▶ _TO BE DONE_: For each line of the data below that holds "CORN", copy the line.

--------------------------------

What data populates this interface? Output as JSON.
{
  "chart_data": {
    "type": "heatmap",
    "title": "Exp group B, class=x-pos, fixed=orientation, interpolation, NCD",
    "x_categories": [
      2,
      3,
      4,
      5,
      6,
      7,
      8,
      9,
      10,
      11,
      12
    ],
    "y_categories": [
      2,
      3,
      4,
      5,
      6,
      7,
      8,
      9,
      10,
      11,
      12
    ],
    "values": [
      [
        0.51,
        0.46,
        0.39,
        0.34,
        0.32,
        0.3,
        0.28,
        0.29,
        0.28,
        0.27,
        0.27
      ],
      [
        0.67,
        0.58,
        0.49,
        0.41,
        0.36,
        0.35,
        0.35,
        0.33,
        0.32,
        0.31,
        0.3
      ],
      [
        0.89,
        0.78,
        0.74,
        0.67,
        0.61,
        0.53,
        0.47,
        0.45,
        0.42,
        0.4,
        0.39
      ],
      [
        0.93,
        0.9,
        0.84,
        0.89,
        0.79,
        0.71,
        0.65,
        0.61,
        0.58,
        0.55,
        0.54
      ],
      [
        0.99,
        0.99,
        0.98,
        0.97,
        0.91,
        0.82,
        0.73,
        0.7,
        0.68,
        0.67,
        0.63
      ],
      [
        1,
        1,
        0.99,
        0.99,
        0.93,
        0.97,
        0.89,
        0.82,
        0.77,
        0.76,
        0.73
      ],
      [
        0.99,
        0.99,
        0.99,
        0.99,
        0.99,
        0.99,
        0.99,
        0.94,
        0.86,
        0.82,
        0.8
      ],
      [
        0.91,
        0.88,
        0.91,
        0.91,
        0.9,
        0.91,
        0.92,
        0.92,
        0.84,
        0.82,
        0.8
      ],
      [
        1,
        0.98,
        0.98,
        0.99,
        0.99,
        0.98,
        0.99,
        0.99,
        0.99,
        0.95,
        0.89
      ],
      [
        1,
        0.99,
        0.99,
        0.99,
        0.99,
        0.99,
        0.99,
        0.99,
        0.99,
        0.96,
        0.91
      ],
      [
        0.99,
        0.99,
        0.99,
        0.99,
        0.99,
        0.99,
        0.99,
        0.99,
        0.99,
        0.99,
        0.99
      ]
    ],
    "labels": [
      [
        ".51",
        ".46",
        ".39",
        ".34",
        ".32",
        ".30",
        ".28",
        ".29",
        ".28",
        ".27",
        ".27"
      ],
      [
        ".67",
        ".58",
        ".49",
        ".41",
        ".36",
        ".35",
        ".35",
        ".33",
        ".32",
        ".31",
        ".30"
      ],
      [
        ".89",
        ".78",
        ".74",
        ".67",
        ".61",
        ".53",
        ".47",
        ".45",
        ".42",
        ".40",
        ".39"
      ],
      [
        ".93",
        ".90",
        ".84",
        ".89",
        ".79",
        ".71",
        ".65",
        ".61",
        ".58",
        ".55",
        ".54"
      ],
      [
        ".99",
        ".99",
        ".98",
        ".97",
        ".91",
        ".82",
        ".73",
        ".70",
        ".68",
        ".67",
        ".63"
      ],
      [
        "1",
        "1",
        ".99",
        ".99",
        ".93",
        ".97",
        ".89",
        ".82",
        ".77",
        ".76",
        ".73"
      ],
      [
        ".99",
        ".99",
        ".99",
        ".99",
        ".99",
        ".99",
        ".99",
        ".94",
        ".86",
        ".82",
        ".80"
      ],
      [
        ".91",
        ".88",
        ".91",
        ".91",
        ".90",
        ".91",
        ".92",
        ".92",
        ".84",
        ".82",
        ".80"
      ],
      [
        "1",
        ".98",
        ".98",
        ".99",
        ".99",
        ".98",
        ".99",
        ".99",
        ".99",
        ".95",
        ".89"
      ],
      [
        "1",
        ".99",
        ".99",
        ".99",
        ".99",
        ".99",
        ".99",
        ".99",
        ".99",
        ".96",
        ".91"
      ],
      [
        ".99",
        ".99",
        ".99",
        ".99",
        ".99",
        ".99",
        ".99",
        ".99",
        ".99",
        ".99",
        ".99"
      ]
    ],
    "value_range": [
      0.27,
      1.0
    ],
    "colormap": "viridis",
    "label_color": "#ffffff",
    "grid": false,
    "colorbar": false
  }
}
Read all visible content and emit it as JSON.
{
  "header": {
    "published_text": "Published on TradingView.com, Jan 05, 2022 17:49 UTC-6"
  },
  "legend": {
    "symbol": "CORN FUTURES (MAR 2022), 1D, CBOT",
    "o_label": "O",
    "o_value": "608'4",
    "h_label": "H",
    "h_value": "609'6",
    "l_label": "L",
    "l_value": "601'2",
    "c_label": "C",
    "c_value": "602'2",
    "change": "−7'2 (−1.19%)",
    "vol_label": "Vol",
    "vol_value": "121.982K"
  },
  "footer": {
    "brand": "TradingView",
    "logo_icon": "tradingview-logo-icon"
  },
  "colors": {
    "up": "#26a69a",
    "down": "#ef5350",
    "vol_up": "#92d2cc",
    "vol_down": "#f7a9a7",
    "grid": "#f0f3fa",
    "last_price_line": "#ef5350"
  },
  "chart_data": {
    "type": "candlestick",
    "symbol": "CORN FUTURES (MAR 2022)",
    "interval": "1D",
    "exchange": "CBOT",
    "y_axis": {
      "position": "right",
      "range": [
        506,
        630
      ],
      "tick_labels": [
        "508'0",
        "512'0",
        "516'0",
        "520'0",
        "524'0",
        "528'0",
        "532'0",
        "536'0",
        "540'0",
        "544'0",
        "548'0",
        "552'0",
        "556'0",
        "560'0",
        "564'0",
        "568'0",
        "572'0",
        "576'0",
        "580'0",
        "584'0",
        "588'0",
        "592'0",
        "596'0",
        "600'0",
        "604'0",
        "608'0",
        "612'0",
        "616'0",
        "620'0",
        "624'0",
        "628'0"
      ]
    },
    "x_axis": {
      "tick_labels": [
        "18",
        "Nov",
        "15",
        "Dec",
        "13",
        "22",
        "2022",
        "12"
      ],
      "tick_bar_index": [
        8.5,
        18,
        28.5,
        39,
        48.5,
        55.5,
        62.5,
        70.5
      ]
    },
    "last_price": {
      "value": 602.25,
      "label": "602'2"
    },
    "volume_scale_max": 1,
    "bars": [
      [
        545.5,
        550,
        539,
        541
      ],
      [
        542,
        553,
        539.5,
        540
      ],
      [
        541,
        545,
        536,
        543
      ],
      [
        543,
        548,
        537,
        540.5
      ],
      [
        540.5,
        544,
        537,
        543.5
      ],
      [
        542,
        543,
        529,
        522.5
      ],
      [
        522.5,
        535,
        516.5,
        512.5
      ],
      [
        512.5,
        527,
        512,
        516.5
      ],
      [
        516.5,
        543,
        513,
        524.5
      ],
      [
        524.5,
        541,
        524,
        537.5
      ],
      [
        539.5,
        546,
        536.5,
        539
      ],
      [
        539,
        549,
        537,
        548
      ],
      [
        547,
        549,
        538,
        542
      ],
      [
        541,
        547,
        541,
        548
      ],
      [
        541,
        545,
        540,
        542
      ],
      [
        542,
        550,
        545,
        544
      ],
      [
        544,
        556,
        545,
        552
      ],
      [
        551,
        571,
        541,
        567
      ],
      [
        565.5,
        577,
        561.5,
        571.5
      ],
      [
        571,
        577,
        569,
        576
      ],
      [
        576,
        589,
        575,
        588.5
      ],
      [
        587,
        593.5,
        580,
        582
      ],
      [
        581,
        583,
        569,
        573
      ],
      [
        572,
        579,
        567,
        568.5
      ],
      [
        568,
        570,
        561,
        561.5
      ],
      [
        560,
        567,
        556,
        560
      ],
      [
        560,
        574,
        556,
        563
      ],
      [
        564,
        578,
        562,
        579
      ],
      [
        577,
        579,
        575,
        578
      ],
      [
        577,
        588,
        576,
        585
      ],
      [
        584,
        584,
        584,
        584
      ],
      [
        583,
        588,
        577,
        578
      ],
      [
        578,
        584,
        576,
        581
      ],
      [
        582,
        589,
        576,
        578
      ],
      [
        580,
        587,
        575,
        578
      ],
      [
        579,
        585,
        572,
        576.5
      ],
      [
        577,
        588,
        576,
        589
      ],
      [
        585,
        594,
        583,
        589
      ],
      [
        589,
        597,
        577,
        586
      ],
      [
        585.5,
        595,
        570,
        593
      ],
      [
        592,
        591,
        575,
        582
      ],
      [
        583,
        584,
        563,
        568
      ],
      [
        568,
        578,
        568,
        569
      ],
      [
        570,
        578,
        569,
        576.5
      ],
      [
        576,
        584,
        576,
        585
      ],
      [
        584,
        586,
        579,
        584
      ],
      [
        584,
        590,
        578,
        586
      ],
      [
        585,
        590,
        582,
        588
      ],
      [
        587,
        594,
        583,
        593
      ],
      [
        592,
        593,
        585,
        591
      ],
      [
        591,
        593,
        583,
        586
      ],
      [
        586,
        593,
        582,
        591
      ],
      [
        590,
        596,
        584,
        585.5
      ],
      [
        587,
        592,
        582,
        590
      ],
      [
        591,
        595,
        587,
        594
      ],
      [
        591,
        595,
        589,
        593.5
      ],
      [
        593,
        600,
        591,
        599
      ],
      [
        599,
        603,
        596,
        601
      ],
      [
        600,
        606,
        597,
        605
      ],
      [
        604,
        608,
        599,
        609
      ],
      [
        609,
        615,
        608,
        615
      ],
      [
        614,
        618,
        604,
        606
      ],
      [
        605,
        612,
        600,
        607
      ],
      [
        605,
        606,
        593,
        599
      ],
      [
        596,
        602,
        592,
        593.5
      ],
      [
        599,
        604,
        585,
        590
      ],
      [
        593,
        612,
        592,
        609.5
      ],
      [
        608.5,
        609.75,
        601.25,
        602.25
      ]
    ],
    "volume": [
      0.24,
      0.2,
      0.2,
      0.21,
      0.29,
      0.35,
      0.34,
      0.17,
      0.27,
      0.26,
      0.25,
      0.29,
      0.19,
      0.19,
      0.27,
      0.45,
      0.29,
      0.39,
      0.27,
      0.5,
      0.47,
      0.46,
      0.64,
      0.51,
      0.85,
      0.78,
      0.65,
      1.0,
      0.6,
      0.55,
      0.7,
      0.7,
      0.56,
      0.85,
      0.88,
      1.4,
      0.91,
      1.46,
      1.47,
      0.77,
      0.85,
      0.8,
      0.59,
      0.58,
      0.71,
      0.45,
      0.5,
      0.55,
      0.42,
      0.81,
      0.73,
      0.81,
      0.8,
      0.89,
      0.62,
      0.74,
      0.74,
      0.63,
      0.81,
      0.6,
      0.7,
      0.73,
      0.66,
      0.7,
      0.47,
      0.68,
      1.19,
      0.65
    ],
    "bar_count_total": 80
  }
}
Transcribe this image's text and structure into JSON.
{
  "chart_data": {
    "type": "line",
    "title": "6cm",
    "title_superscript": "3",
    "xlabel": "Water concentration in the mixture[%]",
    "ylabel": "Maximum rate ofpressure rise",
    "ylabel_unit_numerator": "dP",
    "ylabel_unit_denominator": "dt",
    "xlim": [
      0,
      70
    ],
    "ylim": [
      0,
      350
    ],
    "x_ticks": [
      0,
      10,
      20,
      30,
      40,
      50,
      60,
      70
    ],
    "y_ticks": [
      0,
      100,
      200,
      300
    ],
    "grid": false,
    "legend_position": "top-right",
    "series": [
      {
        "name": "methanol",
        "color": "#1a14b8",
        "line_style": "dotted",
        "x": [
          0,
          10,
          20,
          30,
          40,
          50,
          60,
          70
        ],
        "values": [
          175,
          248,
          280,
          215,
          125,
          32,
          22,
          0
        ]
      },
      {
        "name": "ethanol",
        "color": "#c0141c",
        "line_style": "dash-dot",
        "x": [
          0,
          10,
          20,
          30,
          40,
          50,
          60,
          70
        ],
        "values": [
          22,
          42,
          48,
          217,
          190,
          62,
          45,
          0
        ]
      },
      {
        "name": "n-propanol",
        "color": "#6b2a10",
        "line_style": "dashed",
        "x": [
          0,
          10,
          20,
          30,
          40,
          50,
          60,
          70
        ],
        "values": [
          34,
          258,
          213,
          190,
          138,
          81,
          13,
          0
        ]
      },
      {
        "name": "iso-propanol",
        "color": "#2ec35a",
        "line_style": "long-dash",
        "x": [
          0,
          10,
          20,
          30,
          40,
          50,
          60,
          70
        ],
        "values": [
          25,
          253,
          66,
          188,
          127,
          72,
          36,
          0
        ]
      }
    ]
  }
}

--------------------------------

▶ _SOLUTION TO THIS TASK_:
    "symbol": "CORN FUTURES (MAR 2022), 1D, CBOT",
    "symbol": "CORN FUTURES (MAR 2022)",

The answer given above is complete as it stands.